- _Data excerpts_:
============

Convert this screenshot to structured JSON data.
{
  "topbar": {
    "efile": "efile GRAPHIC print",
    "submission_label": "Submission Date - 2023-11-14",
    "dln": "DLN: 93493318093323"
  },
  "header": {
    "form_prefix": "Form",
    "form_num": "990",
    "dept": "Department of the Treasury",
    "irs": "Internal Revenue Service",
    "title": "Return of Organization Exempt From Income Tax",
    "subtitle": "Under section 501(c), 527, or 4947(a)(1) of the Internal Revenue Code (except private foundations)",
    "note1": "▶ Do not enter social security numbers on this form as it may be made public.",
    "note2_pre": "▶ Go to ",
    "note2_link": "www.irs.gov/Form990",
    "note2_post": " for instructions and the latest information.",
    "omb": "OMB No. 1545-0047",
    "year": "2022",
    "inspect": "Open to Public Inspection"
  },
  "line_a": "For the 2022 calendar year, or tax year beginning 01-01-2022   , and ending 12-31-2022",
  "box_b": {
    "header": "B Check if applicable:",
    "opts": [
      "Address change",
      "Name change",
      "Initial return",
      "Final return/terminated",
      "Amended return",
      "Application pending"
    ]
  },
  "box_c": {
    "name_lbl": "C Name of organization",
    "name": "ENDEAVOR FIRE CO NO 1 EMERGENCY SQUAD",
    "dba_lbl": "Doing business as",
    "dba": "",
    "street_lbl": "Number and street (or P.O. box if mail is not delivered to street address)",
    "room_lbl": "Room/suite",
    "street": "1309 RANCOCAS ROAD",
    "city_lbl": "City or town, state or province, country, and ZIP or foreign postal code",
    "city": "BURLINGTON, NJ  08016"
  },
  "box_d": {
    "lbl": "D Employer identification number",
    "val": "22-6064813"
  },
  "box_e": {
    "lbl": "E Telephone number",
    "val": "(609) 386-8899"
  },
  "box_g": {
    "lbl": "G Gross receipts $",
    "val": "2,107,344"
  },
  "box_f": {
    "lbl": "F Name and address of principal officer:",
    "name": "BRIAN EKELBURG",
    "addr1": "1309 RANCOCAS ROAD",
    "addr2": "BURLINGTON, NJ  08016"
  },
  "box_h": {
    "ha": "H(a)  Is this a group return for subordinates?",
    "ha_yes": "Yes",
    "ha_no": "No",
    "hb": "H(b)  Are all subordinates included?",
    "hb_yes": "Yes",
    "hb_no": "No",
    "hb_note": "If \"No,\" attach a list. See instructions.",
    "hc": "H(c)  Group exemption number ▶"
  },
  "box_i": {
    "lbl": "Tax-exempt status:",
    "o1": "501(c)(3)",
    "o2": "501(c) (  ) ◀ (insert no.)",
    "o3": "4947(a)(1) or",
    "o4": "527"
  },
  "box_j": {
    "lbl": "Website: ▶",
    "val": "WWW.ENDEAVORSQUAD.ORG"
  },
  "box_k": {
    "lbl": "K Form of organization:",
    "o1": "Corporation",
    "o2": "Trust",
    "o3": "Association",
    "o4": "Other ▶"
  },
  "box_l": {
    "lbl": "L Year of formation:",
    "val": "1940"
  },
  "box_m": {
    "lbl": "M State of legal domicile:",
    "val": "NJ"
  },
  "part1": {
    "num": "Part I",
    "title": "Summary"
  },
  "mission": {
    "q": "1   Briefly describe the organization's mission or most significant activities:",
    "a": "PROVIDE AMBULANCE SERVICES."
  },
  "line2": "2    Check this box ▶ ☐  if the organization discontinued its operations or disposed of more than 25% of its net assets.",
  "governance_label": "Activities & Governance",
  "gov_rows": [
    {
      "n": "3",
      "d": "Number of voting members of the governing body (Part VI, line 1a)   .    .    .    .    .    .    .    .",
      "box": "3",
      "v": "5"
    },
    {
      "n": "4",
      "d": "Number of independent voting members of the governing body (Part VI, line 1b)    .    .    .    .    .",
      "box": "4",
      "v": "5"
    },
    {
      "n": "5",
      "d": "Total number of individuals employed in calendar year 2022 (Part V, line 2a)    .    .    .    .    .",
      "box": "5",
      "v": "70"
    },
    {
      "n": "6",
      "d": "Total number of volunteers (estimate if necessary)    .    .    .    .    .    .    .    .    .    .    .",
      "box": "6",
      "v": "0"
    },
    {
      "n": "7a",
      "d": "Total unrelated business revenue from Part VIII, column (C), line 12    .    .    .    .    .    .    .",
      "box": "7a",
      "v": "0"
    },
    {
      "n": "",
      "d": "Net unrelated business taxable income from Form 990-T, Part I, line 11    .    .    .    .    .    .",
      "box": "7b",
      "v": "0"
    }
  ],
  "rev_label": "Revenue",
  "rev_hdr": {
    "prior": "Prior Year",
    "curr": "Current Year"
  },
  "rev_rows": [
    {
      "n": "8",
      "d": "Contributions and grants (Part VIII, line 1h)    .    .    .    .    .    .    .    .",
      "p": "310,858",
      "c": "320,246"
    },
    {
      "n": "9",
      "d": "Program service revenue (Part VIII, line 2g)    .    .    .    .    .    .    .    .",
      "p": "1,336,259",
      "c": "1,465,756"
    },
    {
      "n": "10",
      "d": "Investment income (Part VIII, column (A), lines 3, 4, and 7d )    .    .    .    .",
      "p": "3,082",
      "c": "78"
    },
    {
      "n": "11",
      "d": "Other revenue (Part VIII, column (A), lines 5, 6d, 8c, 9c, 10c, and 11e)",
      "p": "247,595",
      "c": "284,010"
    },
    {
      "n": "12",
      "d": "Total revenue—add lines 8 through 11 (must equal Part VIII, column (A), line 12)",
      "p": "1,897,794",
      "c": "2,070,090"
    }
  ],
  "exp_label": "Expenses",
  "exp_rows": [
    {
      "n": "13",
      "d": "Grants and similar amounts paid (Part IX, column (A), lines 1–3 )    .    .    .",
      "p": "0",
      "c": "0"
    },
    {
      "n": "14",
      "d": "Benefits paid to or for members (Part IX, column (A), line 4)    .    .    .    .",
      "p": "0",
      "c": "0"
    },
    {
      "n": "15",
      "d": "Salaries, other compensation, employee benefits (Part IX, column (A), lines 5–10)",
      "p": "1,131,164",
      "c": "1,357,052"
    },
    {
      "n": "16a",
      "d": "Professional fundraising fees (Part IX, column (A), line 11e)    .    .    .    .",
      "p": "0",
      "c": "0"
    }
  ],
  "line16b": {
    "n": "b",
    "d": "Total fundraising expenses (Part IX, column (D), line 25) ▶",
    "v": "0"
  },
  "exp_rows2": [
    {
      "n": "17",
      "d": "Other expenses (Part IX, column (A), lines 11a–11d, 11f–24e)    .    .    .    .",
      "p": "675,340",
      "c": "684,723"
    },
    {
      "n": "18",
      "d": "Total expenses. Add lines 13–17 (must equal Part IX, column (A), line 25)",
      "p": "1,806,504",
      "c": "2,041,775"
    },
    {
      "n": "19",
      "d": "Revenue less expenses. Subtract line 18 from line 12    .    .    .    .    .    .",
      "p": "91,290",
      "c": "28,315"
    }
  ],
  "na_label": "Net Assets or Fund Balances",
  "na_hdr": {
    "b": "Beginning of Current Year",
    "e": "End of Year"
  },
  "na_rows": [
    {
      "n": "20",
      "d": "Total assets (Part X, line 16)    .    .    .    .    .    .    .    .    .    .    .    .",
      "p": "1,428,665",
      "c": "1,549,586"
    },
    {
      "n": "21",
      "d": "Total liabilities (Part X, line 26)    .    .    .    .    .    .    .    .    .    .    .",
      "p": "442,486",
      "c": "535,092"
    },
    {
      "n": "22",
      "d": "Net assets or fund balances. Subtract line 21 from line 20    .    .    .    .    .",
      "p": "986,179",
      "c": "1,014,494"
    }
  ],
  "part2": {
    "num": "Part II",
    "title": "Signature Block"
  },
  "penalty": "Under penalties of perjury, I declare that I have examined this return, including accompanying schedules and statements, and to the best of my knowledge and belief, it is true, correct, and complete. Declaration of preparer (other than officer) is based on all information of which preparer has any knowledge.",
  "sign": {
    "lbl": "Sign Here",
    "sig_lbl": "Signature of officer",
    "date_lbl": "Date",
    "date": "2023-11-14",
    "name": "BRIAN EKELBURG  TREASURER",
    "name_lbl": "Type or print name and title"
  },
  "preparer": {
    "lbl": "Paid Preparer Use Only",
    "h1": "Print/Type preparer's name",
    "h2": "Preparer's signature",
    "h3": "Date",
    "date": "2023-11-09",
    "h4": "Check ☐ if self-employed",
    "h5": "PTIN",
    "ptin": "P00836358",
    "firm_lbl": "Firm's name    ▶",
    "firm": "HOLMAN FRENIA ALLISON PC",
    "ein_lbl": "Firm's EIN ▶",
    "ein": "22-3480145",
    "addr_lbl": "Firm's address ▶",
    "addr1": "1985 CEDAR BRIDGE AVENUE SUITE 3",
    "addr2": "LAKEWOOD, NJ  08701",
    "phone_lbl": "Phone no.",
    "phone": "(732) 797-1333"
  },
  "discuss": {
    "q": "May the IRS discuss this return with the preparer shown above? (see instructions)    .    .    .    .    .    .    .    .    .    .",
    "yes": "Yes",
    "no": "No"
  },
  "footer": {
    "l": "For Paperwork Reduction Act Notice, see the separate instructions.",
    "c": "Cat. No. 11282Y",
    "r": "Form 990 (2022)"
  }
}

============

- _Task prompt_:
Using the records above, copy every line that has the word "Check" in it.

- _Exercise result_:
    "header": "B Check if applicable:",
  "line2": "2    Check this box ▶ ☐  if the organization discontinued its operations or disposed of more than 25% of its net assets.",
    "h4": "Check ☐ if self-employed",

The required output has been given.